> [Exercise prompt] Copy, in full, each line of the material that holds the word "UNEMPLOYMENT".

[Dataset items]
[BEGIN]

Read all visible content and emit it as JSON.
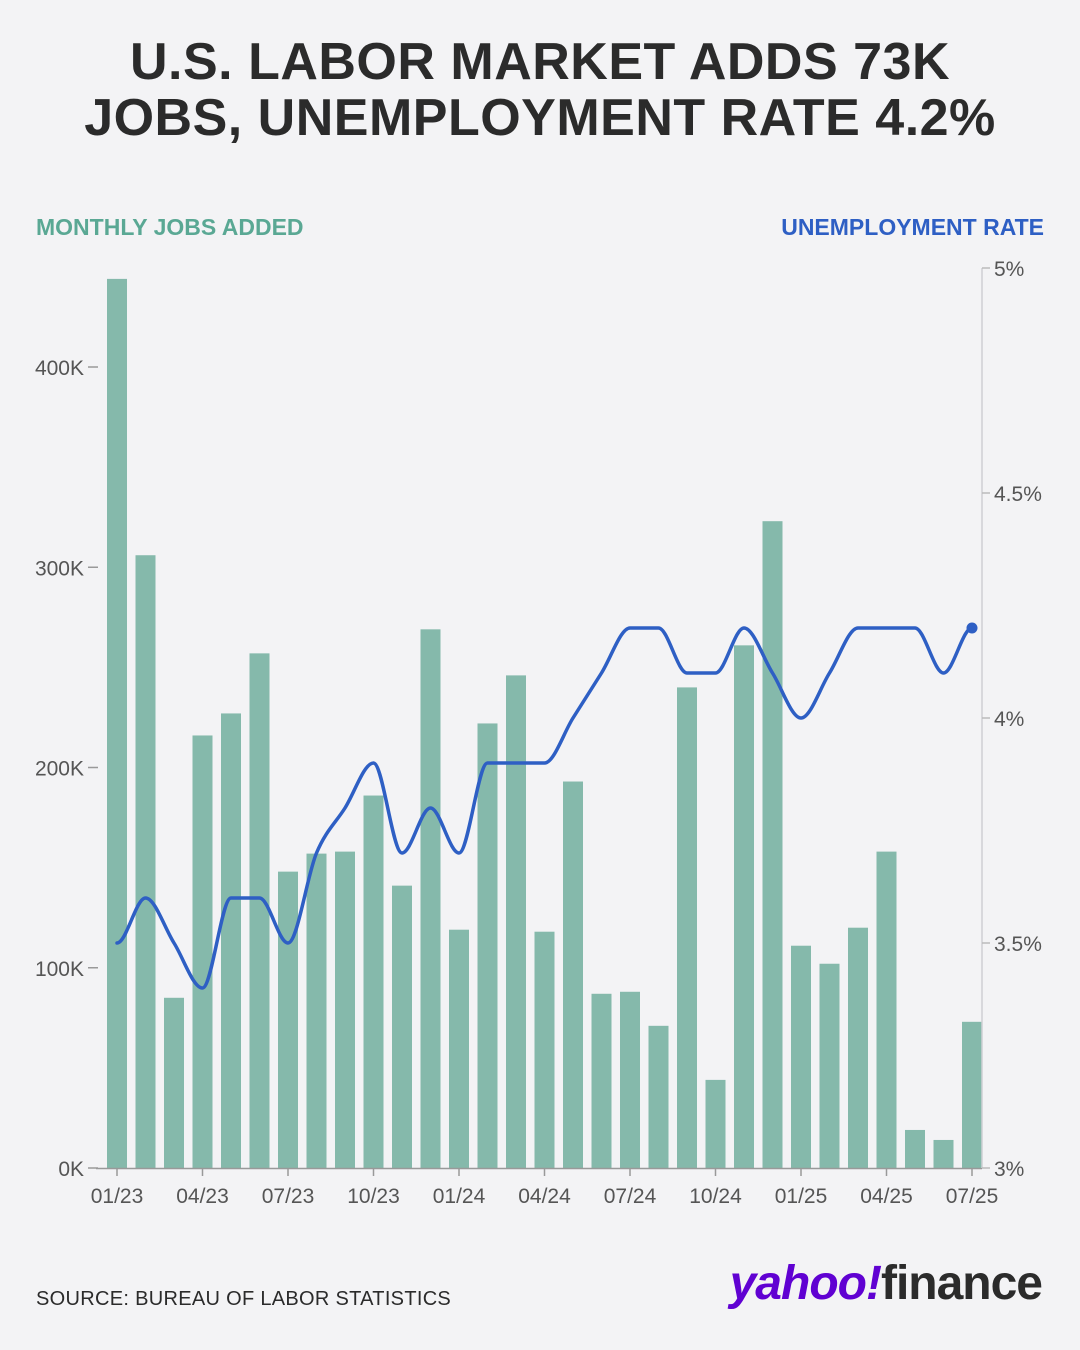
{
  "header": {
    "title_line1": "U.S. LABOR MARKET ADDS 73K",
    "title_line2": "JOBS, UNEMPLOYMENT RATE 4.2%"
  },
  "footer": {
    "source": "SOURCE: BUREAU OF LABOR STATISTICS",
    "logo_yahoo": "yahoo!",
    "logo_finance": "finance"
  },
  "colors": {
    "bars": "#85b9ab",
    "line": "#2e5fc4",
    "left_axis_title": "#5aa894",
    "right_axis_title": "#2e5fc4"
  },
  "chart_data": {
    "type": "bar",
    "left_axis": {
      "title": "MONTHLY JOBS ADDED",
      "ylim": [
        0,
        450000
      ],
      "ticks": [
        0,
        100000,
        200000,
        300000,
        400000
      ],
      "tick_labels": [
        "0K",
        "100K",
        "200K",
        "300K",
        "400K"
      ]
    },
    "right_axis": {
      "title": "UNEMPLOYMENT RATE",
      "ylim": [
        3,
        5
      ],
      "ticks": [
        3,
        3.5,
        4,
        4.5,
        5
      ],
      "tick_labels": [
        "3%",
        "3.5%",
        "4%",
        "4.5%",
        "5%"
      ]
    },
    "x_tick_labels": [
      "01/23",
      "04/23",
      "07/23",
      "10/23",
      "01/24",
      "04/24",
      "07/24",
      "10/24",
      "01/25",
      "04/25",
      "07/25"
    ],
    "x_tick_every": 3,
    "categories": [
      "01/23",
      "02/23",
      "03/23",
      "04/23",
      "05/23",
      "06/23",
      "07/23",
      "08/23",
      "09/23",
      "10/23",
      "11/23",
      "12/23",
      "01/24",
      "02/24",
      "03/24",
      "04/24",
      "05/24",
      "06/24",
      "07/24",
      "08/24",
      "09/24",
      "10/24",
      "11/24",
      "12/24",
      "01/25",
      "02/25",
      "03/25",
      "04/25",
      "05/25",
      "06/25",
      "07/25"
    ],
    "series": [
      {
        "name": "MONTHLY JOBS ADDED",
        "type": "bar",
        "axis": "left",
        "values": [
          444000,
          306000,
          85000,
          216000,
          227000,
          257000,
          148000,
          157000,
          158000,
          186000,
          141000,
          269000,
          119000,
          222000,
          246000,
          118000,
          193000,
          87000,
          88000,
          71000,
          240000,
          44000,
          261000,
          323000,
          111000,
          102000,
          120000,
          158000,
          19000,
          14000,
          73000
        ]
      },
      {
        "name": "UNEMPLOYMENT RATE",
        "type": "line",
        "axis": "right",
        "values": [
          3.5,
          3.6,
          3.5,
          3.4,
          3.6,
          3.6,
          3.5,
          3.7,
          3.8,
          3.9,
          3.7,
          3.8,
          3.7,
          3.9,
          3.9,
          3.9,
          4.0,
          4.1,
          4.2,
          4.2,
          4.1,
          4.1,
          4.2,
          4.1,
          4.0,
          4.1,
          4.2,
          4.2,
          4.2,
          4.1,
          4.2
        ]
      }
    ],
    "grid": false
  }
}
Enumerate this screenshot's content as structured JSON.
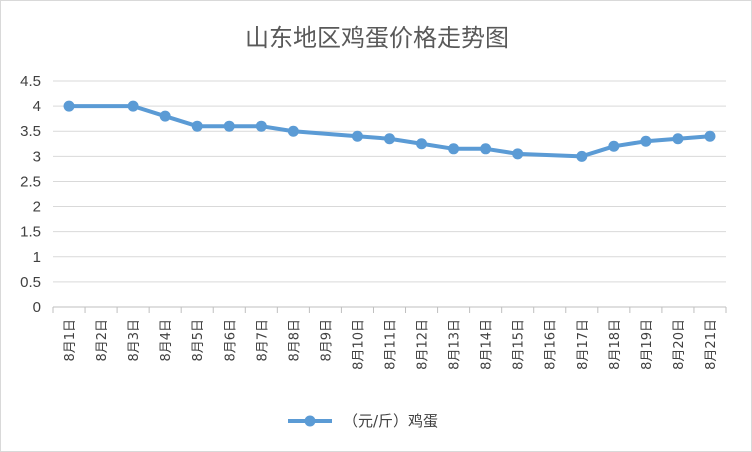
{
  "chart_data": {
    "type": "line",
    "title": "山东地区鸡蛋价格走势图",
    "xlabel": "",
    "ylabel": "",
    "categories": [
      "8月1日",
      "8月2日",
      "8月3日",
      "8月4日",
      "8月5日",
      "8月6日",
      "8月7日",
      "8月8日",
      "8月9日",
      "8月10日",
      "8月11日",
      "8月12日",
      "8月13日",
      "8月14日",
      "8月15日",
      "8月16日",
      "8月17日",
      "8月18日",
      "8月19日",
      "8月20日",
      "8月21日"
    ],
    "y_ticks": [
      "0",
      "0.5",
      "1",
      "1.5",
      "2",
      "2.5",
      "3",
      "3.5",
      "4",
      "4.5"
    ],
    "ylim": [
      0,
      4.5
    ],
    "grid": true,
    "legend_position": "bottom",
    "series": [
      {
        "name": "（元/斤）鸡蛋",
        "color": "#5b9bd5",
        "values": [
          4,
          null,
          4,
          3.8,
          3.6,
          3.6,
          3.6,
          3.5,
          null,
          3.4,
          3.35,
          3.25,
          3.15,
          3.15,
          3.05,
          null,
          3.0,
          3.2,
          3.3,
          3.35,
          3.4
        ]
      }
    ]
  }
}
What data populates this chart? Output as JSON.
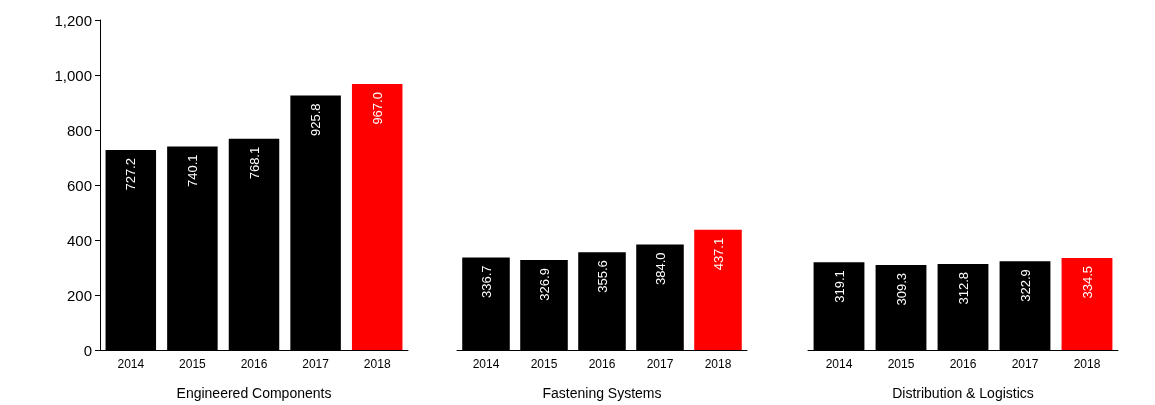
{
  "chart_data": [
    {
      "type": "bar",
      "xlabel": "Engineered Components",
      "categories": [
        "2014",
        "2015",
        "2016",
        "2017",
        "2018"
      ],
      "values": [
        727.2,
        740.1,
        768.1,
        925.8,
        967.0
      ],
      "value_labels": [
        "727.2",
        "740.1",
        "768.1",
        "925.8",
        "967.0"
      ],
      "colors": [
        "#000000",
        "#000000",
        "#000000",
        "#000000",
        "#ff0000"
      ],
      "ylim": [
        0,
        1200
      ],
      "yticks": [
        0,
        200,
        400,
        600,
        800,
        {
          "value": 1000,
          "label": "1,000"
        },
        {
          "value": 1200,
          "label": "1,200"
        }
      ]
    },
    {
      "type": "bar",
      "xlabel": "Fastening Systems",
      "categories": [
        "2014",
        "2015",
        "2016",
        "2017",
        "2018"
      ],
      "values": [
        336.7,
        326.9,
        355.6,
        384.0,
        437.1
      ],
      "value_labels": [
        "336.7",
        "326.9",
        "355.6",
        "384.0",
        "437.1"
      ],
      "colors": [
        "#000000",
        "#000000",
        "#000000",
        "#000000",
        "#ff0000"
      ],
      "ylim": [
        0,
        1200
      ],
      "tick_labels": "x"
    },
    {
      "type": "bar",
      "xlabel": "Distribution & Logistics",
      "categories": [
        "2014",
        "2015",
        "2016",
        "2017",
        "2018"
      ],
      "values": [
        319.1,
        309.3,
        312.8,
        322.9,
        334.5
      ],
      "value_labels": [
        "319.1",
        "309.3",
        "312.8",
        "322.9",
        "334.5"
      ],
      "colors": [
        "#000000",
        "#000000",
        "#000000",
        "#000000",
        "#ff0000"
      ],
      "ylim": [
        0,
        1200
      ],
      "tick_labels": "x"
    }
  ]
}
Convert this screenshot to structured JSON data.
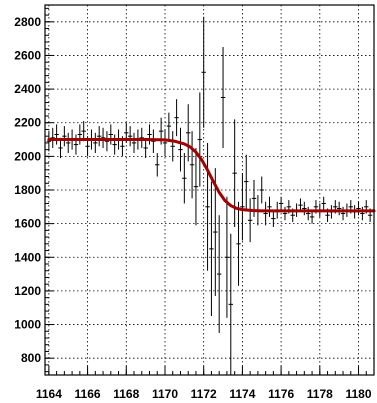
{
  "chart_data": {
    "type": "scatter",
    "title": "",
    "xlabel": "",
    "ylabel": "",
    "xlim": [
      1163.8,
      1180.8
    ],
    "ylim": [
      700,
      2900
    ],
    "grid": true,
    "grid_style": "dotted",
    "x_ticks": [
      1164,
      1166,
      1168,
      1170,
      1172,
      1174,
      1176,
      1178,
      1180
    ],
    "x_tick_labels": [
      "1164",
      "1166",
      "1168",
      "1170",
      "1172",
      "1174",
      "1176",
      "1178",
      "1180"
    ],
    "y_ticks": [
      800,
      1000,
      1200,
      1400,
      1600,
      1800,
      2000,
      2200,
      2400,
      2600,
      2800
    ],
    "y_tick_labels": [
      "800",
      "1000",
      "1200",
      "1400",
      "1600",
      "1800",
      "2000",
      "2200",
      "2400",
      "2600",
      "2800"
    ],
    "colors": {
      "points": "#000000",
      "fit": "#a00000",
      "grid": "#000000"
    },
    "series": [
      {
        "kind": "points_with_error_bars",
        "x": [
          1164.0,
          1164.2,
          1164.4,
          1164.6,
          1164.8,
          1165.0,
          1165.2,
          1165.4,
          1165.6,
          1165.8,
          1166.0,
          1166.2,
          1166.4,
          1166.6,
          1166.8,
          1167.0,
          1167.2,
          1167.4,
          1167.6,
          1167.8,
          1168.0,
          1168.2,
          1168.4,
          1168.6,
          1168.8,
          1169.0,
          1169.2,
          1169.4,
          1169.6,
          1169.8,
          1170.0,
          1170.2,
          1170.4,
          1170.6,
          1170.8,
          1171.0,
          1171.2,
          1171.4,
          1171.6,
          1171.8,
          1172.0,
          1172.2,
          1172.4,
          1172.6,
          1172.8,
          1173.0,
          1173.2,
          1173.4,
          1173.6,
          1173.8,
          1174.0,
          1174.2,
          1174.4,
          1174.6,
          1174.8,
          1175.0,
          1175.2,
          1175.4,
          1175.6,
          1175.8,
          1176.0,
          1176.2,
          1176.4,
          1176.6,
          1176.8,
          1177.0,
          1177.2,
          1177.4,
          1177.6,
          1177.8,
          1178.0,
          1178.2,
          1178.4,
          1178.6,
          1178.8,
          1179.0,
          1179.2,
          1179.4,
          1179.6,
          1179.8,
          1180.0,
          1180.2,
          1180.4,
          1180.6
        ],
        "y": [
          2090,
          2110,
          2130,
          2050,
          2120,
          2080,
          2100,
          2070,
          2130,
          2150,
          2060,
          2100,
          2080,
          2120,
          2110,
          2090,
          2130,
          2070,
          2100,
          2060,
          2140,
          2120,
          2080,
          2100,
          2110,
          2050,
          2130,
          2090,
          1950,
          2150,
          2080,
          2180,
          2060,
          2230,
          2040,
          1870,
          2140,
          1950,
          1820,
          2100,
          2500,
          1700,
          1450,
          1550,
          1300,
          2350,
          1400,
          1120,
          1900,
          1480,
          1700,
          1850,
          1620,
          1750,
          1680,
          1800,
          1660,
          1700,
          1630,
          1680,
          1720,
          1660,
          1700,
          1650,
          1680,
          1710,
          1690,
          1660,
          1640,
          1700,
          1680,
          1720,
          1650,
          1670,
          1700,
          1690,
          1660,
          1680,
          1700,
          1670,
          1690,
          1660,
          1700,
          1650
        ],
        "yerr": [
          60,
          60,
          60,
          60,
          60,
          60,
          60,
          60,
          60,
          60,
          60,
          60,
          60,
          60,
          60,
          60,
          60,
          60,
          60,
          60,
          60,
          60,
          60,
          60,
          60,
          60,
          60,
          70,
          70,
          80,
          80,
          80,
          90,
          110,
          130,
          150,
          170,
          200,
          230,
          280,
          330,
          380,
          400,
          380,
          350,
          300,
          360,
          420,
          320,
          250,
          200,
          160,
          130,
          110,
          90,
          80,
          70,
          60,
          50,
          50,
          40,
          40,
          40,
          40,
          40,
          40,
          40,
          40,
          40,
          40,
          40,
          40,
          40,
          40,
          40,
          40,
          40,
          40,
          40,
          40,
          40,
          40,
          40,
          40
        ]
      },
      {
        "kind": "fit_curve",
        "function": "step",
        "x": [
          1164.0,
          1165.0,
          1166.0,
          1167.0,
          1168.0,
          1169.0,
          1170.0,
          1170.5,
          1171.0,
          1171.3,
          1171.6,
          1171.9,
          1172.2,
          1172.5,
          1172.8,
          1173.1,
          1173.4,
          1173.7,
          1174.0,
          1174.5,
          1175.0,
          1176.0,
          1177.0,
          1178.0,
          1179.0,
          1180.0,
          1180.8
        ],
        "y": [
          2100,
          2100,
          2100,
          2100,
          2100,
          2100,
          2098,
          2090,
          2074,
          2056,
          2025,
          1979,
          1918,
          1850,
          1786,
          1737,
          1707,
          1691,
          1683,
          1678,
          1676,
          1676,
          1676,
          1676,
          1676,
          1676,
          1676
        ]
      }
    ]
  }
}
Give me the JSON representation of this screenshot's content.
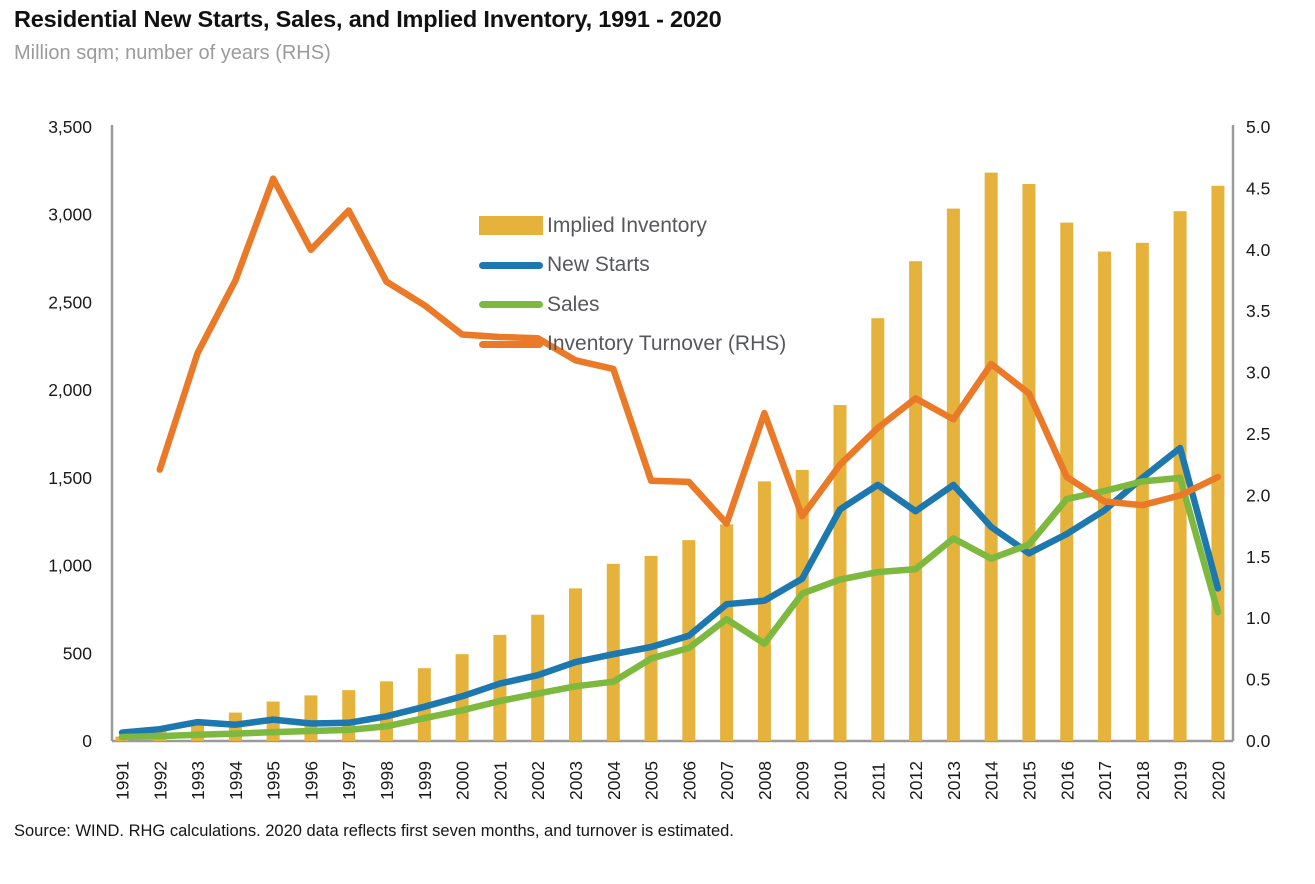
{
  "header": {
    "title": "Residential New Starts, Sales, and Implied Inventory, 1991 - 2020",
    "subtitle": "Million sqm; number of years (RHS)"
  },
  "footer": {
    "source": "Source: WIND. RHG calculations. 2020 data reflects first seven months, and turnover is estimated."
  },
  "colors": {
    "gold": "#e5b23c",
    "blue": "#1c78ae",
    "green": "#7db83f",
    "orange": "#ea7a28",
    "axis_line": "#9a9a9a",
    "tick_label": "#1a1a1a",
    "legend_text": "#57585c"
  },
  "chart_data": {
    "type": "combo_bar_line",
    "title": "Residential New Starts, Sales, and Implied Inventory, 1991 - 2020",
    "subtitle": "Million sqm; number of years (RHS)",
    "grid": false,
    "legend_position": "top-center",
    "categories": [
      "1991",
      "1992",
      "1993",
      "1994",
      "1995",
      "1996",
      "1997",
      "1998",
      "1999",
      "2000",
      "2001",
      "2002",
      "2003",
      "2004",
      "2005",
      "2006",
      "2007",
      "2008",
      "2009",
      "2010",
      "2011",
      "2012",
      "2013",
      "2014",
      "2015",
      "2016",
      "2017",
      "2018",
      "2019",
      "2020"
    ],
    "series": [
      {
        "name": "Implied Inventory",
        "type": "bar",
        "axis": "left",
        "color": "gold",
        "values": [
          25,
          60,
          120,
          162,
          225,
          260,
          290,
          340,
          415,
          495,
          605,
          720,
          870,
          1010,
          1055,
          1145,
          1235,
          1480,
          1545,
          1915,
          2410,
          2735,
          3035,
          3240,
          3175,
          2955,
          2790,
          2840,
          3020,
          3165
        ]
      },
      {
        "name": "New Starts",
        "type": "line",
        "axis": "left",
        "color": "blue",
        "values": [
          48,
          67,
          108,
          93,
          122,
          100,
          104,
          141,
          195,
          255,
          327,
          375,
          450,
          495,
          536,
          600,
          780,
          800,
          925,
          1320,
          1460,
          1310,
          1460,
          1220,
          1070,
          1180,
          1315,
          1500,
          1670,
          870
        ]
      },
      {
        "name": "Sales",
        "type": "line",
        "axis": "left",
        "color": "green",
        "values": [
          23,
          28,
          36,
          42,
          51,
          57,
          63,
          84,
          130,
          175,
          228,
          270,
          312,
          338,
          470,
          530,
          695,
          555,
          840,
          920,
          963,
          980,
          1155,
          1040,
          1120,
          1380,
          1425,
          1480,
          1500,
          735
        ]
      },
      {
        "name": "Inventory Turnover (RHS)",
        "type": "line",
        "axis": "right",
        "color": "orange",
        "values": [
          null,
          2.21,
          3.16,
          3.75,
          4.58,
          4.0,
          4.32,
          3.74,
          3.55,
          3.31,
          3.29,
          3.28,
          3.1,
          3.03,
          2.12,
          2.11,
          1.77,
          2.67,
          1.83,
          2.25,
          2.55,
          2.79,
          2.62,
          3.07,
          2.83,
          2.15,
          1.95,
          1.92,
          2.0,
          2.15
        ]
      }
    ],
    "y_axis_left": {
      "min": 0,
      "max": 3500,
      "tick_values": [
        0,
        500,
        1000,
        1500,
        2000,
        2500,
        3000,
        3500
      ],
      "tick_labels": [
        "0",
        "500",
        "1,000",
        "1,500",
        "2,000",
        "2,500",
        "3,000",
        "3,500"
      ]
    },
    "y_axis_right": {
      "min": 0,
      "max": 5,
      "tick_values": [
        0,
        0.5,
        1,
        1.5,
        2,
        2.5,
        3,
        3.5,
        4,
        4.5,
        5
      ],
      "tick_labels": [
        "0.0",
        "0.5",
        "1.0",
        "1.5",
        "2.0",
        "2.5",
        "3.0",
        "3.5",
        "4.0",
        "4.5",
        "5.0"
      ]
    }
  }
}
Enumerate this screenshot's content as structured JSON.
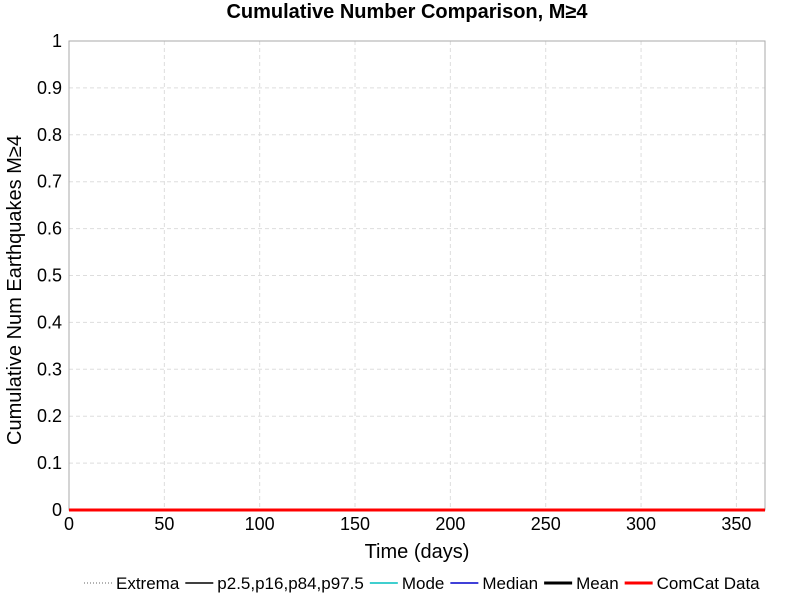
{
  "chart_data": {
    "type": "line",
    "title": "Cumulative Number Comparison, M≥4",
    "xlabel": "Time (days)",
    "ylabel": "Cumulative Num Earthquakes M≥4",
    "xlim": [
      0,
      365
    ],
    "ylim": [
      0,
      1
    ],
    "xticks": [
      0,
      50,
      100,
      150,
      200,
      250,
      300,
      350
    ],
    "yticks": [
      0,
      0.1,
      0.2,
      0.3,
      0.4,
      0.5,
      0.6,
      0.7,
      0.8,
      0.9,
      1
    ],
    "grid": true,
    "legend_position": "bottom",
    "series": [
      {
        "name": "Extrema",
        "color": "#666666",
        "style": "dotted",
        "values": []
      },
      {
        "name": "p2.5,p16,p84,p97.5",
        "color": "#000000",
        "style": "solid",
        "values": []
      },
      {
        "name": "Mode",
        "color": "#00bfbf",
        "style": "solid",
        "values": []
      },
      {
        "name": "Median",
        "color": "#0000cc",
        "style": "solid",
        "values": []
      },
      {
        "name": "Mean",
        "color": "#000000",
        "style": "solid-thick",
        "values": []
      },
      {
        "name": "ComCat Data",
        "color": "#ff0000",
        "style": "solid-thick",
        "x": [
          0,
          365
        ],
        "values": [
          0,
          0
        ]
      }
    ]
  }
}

[END]

> [Complete response]
    "title_line2": "JOBS, UNEMPLOYMENT RATE 4.2%"
      "title": "UNEMPLOYMENT RATE",
        "name": "UNEMPLOYMENT RATE",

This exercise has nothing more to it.